SET EXERCISE —
Locate each line with the string "xlabel" in the listing below and copy it.

INFORMATION PROVIDED —

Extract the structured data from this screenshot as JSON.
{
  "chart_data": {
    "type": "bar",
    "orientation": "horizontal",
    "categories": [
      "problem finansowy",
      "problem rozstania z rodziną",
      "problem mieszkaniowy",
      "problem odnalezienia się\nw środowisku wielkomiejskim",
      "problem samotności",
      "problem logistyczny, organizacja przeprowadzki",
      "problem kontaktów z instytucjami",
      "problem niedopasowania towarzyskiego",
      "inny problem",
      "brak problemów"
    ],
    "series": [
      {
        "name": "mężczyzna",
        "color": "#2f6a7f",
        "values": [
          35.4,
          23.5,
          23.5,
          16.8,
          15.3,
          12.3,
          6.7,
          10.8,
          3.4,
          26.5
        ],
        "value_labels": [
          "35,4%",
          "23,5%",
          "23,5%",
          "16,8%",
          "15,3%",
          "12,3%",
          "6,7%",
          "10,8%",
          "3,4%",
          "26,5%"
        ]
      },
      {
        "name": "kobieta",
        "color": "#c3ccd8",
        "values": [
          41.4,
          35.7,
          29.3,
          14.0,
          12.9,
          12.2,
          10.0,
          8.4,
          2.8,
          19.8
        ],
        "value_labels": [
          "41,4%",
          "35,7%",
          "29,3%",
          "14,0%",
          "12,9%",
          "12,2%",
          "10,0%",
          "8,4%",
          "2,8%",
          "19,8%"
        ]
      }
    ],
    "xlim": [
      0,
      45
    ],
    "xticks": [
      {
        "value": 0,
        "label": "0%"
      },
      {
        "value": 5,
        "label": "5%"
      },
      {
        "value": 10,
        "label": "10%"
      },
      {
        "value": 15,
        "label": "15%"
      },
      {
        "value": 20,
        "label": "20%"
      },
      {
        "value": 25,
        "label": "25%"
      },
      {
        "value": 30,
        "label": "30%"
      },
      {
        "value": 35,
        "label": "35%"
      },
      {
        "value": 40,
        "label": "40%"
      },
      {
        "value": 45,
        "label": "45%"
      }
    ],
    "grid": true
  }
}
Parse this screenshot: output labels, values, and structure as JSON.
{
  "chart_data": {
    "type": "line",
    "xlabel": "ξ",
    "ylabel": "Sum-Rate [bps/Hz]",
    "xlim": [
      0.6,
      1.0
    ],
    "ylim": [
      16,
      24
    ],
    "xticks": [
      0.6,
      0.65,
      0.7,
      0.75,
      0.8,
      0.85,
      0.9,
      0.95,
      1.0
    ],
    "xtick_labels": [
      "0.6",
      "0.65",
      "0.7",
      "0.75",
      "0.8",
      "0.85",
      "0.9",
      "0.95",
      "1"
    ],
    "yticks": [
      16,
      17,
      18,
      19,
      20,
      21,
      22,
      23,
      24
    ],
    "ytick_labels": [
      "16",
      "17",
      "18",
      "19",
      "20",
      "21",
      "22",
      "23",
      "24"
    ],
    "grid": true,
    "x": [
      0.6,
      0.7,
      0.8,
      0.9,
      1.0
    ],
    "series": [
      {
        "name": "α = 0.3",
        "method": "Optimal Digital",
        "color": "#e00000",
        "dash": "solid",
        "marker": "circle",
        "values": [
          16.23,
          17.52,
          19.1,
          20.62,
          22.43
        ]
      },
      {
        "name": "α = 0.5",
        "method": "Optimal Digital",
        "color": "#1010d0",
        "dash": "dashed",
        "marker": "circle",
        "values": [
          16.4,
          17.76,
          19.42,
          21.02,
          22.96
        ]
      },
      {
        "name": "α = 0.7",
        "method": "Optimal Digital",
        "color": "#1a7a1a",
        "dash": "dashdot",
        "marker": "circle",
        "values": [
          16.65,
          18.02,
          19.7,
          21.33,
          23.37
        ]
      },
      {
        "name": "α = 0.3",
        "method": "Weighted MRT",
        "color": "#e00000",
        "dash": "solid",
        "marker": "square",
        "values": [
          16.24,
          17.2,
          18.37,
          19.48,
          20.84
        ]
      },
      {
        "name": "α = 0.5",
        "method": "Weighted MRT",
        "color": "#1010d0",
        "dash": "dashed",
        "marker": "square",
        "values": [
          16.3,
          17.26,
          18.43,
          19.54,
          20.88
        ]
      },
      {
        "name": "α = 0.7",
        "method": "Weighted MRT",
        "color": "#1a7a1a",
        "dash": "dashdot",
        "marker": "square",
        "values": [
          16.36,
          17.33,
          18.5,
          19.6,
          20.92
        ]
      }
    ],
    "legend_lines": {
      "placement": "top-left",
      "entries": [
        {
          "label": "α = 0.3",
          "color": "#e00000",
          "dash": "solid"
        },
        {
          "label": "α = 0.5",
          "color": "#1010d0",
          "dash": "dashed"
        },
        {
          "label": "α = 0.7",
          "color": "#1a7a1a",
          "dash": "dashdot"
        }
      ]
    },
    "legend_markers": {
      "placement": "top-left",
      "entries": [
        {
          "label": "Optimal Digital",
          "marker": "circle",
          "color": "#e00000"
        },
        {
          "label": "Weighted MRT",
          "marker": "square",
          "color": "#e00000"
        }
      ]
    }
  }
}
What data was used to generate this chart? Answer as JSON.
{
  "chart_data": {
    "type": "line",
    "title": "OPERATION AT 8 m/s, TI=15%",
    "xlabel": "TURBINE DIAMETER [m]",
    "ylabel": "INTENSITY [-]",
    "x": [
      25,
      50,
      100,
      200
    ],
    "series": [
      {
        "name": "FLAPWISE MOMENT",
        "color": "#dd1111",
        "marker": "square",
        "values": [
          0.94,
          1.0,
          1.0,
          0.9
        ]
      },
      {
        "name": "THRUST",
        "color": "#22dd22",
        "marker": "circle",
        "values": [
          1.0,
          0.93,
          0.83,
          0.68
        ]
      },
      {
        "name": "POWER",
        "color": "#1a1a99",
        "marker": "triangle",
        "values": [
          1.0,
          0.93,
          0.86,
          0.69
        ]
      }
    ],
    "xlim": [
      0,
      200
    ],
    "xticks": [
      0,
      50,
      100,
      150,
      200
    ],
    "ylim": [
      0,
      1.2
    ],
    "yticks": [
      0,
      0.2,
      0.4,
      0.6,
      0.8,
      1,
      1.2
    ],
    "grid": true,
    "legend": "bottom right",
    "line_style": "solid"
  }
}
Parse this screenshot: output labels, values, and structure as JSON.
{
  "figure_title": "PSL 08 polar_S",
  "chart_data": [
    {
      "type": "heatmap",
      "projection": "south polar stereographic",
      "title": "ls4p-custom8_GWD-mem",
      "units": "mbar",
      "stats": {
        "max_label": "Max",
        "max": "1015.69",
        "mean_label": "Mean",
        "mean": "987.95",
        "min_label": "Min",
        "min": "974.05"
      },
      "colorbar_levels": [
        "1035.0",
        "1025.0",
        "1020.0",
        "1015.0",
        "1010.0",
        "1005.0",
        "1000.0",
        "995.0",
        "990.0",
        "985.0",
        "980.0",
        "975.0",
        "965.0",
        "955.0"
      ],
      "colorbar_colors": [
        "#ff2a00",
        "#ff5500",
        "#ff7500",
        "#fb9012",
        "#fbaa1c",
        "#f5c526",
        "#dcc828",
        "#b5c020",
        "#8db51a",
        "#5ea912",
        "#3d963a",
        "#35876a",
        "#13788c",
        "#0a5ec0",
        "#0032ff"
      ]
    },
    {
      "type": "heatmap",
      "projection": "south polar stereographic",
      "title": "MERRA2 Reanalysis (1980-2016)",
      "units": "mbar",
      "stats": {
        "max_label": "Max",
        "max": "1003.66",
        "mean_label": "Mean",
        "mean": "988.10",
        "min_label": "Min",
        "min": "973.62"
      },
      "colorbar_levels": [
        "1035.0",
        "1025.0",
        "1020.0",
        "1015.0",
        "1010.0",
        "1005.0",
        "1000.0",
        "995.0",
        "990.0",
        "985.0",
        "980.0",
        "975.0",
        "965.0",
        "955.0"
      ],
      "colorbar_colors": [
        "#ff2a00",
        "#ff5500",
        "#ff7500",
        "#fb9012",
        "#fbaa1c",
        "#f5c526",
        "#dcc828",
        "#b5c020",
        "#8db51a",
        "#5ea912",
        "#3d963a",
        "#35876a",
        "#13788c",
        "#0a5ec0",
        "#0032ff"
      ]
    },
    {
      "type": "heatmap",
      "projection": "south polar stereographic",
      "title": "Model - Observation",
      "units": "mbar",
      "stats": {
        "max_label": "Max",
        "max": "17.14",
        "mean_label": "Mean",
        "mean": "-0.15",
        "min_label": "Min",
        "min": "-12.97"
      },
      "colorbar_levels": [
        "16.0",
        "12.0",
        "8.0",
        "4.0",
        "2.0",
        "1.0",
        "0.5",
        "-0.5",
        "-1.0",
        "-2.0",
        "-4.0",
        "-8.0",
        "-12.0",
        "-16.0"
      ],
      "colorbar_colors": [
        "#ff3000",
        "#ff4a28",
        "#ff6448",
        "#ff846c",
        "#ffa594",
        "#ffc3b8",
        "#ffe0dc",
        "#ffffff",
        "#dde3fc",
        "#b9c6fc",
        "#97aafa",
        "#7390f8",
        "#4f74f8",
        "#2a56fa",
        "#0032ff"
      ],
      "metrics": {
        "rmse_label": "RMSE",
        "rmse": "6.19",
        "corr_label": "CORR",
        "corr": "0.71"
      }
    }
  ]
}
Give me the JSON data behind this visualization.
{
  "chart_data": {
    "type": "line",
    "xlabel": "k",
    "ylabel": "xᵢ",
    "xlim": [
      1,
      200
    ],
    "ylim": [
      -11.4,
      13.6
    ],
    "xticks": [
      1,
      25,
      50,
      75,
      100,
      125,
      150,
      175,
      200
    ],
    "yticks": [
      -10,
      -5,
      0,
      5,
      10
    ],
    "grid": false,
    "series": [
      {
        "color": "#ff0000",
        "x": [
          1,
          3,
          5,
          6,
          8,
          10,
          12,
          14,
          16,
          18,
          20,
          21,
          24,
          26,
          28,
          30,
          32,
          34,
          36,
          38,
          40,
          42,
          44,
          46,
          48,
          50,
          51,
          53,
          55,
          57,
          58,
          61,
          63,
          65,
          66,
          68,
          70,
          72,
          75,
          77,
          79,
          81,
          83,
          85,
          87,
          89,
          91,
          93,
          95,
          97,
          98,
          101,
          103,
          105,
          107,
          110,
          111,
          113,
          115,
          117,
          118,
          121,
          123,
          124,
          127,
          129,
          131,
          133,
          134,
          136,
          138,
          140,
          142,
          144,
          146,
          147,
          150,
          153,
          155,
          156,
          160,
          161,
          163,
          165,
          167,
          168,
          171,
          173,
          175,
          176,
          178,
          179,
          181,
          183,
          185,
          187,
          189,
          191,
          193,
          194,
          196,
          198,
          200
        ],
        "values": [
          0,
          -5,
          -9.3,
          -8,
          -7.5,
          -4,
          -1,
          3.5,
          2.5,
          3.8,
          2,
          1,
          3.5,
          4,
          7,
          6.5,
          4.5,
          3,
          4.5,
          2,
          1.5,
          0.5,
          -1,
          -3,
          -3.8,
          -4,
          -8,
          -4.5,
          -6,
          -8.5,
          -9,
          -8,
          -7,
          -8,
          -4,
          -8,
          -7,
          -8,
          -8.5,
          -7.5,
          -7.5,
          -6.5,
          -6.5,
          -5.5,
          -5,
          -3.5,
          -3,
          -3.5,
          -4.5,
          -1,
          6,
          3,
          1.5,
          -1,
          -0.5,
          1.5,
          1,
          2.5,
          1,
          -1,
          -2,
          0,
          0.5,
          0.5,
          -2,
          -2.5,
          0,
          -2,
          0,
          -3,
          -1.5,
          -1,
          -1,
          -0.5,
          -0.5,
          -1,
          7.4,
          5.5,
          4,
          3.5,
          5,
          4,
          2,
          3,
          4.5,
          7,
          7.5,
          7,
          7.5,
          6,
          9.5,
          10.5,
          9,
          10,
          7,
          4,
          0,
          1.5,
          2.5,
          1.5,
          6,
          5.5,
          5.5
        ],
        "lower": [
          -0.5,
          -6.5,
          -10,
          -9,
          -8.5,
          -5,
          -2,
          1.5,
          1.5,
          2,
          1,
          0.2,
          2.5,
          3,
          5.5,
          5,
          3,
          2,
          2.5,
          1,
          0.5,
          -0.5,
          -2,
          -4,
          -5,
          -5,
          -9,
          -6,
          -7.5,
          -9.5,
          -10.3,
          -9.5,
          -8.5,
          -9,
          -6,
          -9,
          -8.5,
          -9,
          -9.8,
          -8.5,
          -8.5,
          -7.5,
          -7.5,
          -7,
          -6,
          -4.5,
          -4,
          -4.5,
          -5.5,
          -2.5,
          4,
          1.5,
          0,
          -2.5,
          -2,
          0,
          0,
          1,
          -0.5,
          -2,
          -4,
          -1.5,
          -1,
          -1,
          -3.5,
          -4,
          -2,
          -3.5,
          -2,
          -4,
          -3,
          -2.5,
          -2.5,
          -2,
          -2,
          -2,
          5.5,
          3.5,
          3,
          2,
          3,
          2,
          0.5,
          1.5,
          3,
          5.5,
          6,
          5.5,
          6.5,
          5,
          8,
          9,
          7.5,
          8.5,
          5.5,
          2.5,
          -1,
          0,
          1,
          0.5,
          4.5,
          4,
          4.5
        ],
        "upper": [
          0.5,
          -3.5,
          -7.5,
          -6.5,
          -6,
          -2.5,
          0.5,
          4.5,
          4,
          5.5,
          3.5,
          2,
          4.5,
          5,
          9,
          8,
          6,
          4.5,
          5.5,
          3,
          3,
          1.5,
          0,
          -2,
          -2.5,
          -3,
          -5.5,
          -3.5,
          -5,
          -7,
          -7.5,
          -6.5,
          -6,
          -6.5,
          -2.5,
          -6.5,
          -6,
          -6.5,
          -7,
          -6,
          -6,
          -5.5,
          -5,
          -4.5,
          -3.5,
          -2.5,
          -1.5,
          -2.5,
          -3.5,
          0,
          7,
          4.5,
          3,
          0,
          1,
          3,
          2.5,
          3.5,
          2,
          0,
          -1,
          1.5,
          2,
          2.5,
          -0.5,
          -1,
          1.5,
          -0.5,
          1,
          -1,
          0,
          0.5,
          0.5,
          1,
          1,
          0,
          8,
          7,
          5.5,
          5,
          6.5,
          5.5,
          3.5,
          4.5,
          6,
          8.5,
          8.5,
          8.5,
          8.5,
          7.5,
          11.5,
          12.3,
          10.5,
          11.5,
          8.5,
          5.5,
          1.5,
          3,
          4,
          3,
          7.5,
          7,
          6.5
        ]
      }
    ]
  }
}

EXPECTED ANSWER —
    "xlabel": "ξ",
    "xlabel": "TURBINE DIAMETER [m]",
    "xlabel": "k",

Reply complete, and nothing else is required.